**EXERCISE OBJECTIVE**
Print out every line, exactly as written.

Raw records

########

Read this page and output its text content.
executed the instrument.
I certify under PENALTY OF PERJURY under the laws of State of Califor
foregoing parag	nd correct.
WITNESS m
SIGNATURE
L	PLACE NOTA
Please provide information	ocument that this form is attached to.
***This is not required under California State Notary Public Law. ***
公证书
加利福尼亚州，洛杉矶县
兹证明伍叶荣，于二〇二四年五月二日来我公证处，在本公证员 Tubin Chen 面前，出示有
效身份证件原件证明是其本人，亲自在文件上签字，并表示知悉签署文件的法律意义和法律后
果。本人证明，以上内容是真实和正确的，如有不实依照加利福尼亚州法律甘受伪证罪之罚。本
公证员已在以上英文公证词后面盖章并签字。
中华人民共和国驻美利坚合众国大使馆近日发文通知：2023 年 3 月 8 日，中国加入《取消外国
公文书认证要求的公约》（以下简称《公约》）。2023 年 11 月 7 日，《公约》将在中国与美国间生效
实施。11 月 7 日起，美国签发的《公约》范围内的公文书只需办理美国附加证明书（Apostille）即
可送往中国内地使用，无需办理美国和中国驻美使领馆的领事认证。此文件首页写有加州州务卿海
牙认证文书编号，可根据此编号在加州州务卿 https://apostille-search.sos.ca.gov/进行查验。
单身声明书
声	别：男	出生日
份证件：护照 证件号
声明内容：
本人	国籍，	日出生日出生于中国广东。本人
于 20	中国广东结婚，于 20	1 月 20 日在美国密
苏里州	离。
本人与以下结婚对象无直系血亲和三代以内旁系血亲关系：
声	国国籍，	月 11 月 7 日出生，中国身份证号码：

########

**PROBLEM SOLUTION**
Read this page and output its text content.
executed the instrument.
I certify under PENALTY OF PERJURY under the laws of State of Califor
foregoing parag	nd correct.
WITNESS m
SIGNATURE
L	PLACE NOTA
Please provide information	ocument that this form is attached to.
***This is not required under California State Notary Public Law. ***
公证书
加利福尼亚州，洛杉矶县
兹证明伍叶荣，于二〇二四年五月二日来我公证处，在本公证员 Tubin Chen 面前，出示有
效身份证件原件证明是其本人，亲自在文件上签字，并表示知悉签署文件的法律意义和法律后
果。本人证明，以上内容是真实和正确的，如有不实依照加利福尼亚州法律甘受伪证罪之罚。本
公证员已在以上英文公证词后面盖章并签字。
中华人民共和国驻美利坚合众国大使馆近日发文通知：2023 年 3 月 8 日，中国加入《取消外国
公文书认证要求的公约》（以下简称《公约》）。2023 年 11 月 7 日，《公约》将在中国与美国间生效
实施。11 月 7 日起，美国签发的《公约》范围内的公文书只需办理美国附加证明书（Apostille）即
可送往中国内地使用，无需办理美国和中国驻美使领馆的领事认证。此文件首页写有加州州务卿海
牙认证文书编号，可根据此编号在加州州务卿 https://apostille-search.sos.ca.gov/进行查验。
单身声明书
声	别：男	出生日
份证件：护照 证件号
声明内容：
本人	国籍，	日出生日出生于中国广东。本人
于 20	中国广东结婚，于 20	1 月 20 日在美国密
苏里州	离。
本人与以下结婚对象无直系血亲和三代以内旁系血亲关系：
声	国国籍，	月 11 月 7 日出生，中国身份证号码：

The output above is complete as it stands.